Begin RAW DATA

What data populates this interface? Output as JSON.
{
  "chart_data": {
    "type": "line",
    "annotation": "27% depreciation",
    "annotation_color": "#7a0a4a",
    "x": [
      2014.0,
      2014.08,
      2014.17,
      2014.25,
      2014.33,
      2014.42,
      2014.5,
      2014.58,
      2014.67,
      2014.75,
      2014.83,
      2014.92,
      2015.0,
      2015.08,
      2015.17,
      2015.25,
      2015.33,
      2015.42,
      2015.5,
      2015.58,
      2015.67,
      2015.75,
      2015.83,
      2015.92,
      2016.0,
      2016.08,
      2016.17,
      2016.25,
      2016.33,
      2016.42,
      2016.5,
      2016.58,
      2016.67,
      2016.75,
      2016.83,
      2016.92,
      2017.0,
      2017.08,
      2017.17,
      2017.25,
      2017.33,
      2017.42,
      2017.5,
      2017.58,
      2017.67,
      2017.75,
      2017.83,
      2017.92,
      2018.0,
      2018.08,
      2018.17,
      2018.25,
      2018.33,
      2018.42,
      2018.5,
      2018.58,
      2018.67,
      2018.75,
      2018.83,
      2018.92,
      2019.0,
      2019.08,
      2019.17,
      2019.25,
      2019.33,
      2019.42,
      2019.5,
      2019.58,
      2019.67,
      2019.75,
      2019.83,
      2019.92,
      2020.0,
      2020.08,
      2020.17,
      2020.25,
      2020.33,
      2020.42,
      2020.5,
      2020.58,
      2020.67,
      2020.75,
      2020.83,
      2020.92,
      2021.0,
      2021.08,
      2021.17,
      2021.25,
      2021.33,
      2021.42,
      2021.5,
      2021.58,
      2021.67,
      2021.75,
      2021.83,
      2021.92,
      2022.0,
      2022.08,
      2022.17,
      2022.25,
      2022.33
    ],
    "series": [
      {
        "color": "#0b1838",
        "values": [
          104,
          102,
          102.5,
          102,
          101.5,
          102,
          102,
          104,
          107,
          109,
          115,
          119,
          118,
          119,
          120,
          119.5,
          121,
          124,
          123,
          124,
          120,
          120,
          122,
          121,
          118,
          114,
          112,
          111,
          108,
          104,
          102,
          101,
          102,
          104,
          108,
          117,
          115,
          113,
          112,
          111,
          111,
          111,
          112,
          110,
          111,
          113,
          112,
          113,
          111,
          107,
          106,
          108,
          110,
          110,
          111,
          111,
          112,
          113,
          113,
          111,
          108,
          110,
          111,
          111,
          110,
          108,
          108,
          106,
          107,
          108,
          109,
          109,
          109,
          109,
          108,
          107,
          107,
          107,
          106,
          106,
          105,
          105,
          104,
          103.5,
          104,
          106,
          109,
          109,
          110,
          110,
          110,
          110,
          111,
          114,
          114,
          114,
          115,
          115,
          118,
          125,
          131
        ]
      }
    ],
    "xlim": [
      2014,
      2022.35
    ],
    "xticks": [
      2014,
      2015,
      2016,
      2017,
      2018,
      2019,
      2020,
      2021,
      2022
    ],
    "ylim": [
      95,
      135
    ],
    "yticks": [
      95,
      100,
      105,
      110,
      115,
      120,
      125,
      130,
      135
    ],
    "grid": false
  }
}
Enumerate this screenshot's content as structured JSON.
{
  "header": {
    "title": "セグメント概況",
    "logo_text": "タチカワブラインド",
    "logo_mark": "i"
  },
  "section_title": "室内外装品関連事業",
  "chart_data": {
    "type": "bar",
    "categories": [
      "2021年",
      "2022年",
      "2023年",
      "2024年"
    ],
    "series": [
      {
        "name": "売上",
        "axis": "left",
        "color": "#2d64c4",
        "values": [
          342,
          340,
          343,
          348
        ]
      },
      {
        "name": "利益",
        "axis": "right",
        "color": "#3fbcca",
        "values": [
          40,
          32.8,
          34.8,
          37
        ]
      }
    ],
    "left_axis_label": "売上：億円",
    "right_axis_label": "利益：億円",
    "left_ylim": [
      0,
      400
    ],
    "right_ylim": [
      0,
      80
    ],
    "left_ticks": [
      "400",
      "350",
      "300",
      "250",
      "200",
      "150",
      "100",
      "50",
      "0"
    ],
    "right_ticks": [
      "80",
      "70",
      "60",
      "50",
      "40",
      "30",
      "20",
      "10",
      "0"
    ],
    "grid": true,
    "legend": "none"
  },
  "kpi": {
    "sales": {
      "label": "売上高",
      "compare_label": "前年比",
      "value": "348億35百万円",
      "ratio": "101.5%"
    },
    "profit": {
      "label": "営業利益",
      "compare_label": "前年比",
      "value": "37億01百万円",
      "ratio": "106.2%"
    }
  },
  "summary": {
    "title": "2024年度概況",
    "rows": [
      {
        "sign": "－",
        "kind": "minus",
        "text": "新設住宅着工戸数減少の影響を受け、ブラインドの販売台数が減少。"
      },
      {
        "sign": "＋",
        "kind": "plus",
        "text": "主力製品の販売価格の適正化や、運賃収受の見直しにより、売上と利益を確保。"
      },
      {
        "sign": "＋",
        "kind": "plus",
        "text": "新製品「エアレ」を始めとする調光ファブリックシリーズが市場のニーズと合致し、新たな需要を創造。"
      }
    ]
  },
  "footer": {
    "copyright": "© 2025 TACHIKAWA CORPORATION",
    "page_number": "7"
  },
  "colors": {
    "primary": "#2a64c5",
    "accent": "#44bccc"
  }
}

End RAW DATA

GOAL: Send back every record, precisely as written.

COMPLETE ANSWER:
What data populates this interface? Output as JSON.
{
  "chart_data": {
    "type": "line",
    "annotation": "27% depreciation",
    "annotation_color": "#7a0a4a",
    "x": [
      2014.0,
      2014.08,
      2014.17,
      2014.25,
      2014.33,
      2014.42,
      2014.5,
      2014.58,
      2014.67,
      2014.75,
      2014.83,
      2014.92,
      2015.0,
      2015.08,
      2015.17,
      2015.25,
      2015.33,
      2015.42,
      2015.5,
      2015.58,
      2015.67,
      2015.75,
      2015.83,
      2015.92,
      2016.0,
      2016.08,
      2016.17,
      2016.25,
      2016.33,
      2016.42,
      2016.5,
      2016.58,
      2016.67,
      2016.75,
      2016.83,
      2016.92,
      2017.0,
      2017.08,
      2017.17,
      2017.25,
      2017.33,
      2017.42,
      2017.5,
      2017.58,
      2017.67,
      2017.75,
      2017.83,
      2017.92,
      2018.0,
      2018.08,
      2018.17,
      2018.25,
      2018.33,
      2018.42,
      2018.5,
      2018.58,
      2018.67,
      2018.75,
      2018.83,
      2018.92,
      2019.0,
      2019.08,
      2019.17,
      2019.25,
      2019.33,
      2019.42,
      2019.5,
      2019.58,
      2019.67,
      2019.75,
      2019.83,
      2019.92,
      2020.0,
      2020.08,
      2020.17,
      2020.25,
      2020.33,
      2020.42,
      2020.5,
      2020.58,
      2020.67,
      2020.75,
      2020.83,
      2020.92,
      2021.0,
      2021.08,
      2021.17,
      2021.25,
      2021.33,
      2021.42,
      2021.5,
      2021.58,
      2021.67,
      2021.75,
      2021.83,
      2021.92,
      2022.0,
      2022.08,
      2022.17,
      2022.25,
      2022.33
    ],
    "series": [
      {
        "color": "#0b1838",
        "values": [
          104,
          102,
          102.5,
          102,
          101.5,
          102,
          102,
          104,
          107,
          109,
          115,
          119,
          118,
          119,
          120,
          119.5,
          121,
          124,
          123,
          124,
          120,
          120,
          122,
          121,
          118,
          114,
          112,
          111,
          108,
          104,
          102,
          101,
          102,
          104,
          108,
          117,
          115,
          113,
          112,
          111,
          111,
          111,
          112,
          110,
          111,
          113,
          112,
          113,
          111,
          107,
          106,
          108,
          110,
          110,
          111,
          111,
          112,
          113,
          113,
          111,
          108,
          110,
          111,
          111,
          110,
          108,
          108,
          106,
          107,
          108,
          109,
          109,
          109,
          109,
          108,
          107,
          107,
          107,
          106,
          106,
          105,
          105,
          104,
          103.5,
          104,
          106,
          109,
          109,
          110,
          110,
          110,
          110,
          111,
          114,
          114,
          114,
          115,
          115,
          118,
          125,
          131
        ]
      }
    ],
    "xlim": [
      2014,
      2022.35
    ],
    "xticks": [
      2014,
      2015,
      2016,
      2017,
      2018,
      2019,
      2020,
      2021,
      2022
    ],
    "ylim": [
      95,
      135
    ],
    "yticks": [
      95,
      100,
      105,
      110,
      115,
      120,
      125,
      130,
      135
    ],
    "grid": false
  }
}
Enumerate this screenshot's content as structured JSON.
{
  "header": {
    "title": "セグメント概況",
    "logo_text": "タチカワブラインド",
    "logo_mark": "i"
  },
  "section_title": "室内外装品関連事業",
  "chart_data": {
    "type": "bar",
    "categories": [
      "2021年",
      "2022年",
      "2023年",
      "2024年"
    ],
    "series": [
      {
        "name": "売上",
        "axis": "left",
        "color": "#2d64c4",
        "values": [
          342,
          340,
          343,
          348
        ]
      },
      {
        "name": "利益",
        "axis": "right",
        "color": "#3fbcca",
        "values": [
          40,
          32.8,
          34.8,
          37
        ]
      }
    ],
    "left_axis_label": "売上：億円",
    "right_axis_label": "利益：億円",
    "left_ylim": [
      0,
      400
    ],
    "right_ylim": [
      0,
      80
    ],
    "left_ticks": [
      "400",
      "350",
      "300",
      "250",
      "200",
      "150",
      "100",
      "50",
      "0"
    ],
    "right_ticks": [
      "80",
      "70",
      "60",
      "50",
      "40",
      "30",
      "20",
      "10",
      "0"
    ],
    "grid": true,
    "legend": "none"
  },
  "kpi": {
    "sales": {
      "label": "売上高",
      "compare_label": "前年比",
      "value": "348億35百万円",
      "ratio": "101.5%"
    },
    "profit": {
      "label": "営業利益",
      "compare_label": "前年比",
      "value": "37億01百万円",
      "ratio": "106.2%"
    }
  },
  "summary": {
    "title": "2024年度概況",
    "rows": [
      {
        "sign": "－",
        "kind": "minus",
        "text": "新設住宅着工戸数減少の影響を受け、ブラインドの販売台数が減少。"
      },
      {
        "sign": "＋",
        "kind": "plus",
        "text": "主力製品の販売価格の適正化や、運賃収受の見直しにより、売上と利益を確保。"
      },
      {
        "sign": "＋",
        "kind": "plus",
        "text": "新製品「エアレ」を始めとする調光ファブリックシリーズが市場のニーズと合致し、新たな需要を創造。"
      }
    ]
  },
  "footer": {
    "copyright": "© 2025 TACHIKAWA CORPORATION",
    "page_number": "7"
  },
  "colors": {
    "primary": "#2a64c5",
    "accent": "#44bccc"
  }
}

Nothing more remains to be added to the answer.